EXERCISE DIRECTIONS: Reproduce the complete listing without any deviation.
==== RECORD EXTRACTS ====
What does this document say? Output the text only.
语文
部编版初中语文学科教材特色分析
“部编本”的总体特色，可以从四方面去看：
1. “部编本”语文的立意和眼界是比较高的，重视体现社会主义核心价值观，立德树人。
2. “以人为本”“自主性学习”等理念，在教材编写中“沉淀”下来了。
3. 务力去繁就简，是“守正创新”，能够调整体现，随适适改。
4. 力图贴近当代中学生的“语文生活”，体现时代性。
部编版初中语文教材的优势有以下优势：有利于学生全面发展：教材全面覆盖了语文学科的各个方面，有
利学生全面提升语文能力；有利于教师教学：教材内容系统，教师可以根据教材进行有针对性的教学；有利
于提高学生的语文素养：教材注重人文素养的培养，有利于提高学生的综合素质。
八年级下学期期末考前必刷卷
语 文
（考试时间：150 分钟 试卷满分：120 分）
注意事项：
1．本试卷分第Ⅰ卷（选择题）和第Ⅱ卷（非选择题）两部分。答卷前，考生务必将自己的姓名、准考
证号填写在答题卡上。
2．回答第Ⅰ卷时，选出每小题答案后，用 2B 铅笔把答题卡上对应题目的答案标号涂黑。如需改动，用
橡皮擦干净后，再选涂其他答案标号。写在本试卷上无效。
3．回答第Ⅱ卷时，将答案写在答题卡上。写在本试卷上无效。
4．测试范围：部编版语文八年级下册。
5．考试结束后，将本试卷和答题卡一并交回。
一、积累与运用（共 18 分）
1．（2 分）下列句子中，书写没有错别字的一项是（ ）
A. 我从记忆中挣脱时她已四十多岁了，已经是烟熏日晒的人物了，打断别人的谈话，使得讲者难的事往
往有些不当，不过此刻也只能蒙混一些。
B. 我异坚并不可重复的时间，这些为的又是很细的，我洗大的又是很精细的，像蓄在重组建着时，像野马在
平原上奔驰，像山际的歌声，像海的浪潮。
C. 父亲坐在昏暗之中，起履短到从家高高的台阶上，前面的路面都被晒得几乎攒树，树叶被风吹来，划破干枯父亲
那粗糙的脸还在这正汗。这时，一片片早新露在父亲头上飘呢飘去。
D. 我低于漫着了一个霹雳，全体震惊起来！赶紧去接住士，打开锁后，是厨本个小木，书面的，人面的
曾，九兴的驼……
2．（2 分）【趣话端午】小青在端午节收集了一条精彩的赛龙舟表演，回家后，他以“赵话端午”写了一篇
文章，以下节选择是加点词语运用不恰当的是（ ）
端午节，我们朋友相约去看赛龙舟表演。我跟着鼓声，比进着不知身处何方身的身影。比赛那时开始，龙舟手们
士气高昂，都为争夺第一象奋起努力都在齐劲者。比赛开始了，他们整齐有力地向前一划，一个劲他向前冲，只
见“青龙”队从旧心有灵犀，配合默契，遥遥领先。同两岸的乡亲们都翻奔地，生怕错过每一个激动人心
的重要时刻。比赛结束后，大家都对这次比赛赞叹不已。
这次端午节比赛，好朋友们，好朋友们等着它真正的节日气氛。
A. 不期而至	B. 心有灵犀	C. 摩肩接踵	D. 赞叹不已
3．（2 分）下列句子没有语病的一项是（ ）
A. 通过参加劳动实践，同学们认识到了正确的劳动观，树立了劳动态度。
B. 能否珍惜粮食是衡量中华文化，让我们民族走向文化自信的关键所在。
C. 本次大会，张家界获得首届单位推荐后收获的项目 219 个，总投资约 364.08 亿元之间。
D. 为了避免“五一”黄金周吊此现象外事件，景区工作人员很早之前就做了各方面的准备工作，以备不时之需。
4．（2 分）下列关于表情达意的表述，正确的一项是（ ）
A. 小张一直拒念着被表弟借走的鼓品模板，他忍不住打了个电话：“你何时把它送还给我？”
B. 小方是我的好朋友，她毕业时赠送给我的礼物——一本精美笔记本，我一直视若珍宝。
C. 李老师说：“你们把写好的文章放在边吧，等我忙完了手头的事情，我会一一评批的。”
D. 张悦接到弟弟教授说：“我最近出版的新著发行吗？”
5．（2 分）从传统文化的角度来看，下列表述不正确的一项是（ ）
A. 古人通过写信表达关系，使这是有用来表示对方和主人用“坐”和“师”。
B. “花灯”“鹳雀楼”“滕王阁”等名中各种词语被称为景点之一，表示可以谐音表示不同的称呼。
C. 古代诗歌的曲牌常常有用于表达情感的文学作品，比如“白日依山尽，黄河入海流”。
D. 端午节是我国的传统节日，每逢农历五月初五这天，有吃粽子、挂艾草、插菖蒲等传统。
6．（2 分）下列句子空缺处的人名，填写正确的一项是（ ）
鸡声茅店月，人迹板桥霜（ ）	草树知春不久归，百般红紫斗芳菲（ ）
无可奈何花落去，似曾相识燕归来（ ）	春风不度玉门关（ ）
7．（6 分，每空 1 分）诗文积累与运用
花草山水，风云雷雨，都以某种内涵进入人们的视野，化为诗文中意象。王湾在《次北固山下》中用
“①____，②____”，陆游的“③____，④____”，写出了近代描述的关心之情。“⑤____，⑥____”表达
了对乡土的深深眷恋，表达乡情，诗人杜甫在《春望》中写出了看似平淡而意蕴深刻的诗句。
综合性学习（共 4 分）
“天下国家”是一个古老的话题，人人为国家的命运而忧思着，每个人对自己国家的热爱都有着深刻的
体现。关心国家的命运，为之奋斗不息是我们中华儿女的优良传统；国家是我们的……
====
THE COMPLETED TASK:
What does this document say? Output the text only.
语文
部编版初中语文学科教材特色分析
“部编本”的总体特色，可以从四方面去看：
1. “部编本”语文的立意和眼界是比较高的，重视体现社会主义核心价值观，立德树人。
2. “以人为本”“自主性学习”等理念，在教材编写中“沉淀”下来了。
3. 务力去繁就简，是“守正创新”，能够调整体现，随适适改。
4. 力图贴近当代中学生的“语文生活”，体现时代性。
部编版初中语文教材的优势有以下优势：有利于学生全面发展：教材全面覆盖了语文学科的各个方面，有
利学生全面提升语文能力；有利于教师教学：教材内容系统，教师可以根据教材进行有针对性的教学；有利
于提高学生的语文素养：教材注重人文素养的培养，有利于提高学生的综合素质。
八年级下学期期末考前必刷卷
语 文
（考试时间：150 分钟 试卷满分：120 分）
注意事项：
1．本试卷分第Ⅰ卷（选择题）和第Ⅱ卷（非选择题）两部分。答卷前，考生务必将自己的姓名、准考
证号填写在答题卡上。
2．回答第Ⅰ卷时，选出每小题答案后，用 2B 铅笔把答题卡上对应题目的答案标号涂黑。如需改动，用
橡皮擦干净后，再选涂其他答案标号。写在本试卷上无效。
3．回答第Ⅱ卷时，将答案写在答题卡上。写在本试卷上无效。
4．测试范围：部编版语文八年级下册。
5．考试结束后，将本试卷和答题卡一并交回。
一、积累与运用（共 18 分）
1．（2 分）下列句子中，书写没有错别字的一项是（ ）
A. 我从记忆中挣脱时她已四十多岁了，已经是烟熏日晒的人物了，打断别人的谈话，使得讲者难的事往
往有些不当，不过此刻也只能蒙混一些。
B. 我异坚并不可重复的时间，这些为的又是很细的，我洗大的又是很精细的，像蓄在重组建着时，像野马在
平原上奔驰，像山际的歌声，像海的浪潮。
C. 父亲坐在昏暗之中，起履短到从家高高的台阶上，前面的路面都被晒得几乎攒树，树叶被风吹来，划破干枯父亲
那粗糙的脸还在这正汗。这时，一片片早新露在父亲头上飘呢飘去。
D. 我低于漫着了一个霹雳，全体震惊起来！赶紧去接住士，打开锁后，是厨本个小木，书面的，人面的
曾，九兴的驼……
2．（2 分）【趣话端午】小青在端午节收集了一条精彩的赛龙舟表演，回家后，他以“赵话端午”写了一篇
文章，以下节选择是加点词语运用不恰当的是（ ）
端午节，我们朋友相约去看赛龙舟表演。我跟着鼓声，比进着不知身处何方身的身影。比赛那时开始，龙舟手们
士气高昂，都为争夺第一象奋起努力都在齐劲者。比赛开始了，他们整齐有力地向前一划，一个劲他向前冲，只
见“青龙”队从旧心有灵犀，配合默契，遥遥领先。同两岸的乡亲们都翻奔地，生怕错过每一个激动人心
的重要时刻。比赛结束后，大家都对这次比赛赞叹不已。
这次端午节比赛，好朋友们，好朋友们等着它真正的节日气氛。
A. 不期而至	B. 心有灵犀	C. 摩肩接踵	D. 赞叹不已
3．（2 分）下列句子没有语病的一项是（ ）
A. 通过参加劳动实践，同学们认识到了正确的劳动观，树立了劳动态度。
B. 能否珍惜粮食是衡量中华文化，让我们民族走向文化自信的关键所在。
C. 本次大会，张家界获得首届单位推荐后收获的项目 219 个，总投资约 364.08 亿元之间。
D. 为了避免“五一”黄金周吊此现象外事件，景区工作人员很早之前就做了各方面的准备工作，以备不时之需。
4．（2 分）下列关于表情达意的表述，正确的一项是（ ）
A. 小张一直拒念着被表弟借走的鼓品模板，他忍不住打了个电话：“你何时把它送还给我？”
B. 小方是我的好朋友，她毕业时赠送给我的礼物——一本精美笔记本，我一直视若珍宝。
C. 李老师说：“你们把写好的文章放在边吧，等我忙完了手头的事情，我会一一评批的。”
D. 张悦接到弟弟教授说：“我最近出版的新著发行吗？”
5．（2 分）从传统文化的角度来看，下列表述不正确的一项是（ ）
A. 古人通过写信表达关系，使这是有用来表示对方和主人用“坐”和“师”。
B. “花灯”“鹳雀楼”“滕王阁”等名中各种词语被称为景点之一，表示可以谐音表示不同的称呼。
C. 古代诗歌的曲牌常常有用于表达情感的文学作品，比如“白日依山尽，黄河入海流”。
D. 端午节是我国的传统节日，每逢农历五月初五这天，有吃粽子、挂艾草、插菖蒲等传统。
6．（2 分）下列句子空缺处的人名，填写正确的一项是（ ）
鸡声茅店月，人迹板桥霜（ ）	草树知春不久归，百般红紫斗芳菲（ ）
无可奈何花落去，似曾相识燕归来（ ）	春风不度玉门关（ ）
7．（6 分，每空 1 分）诗文积累与运用
花草山水，风云雷雨，都以某种内涵进入人们的视野，化为诗文中意象。王湾在《次北固山下》中用
“①____，②____”，陆游的“③____，④____”，写出了近代描述的关心之情。“⑤____，⑥____”表达
了对乡土的深深眷恋，表达乡情，诗人杜甫在《春望》中写出了看似平淡而意蕴深刻的诗句。
综合性学习（共 4 分）
“天下国家”是一个古老的话题，人人为国家的命运而忧思着，每个人对自己国家的热爱都有着深刻的
体现。关心国家的命运，为之奋斗不息是我们中华儿女的优良传统；国家是我们的……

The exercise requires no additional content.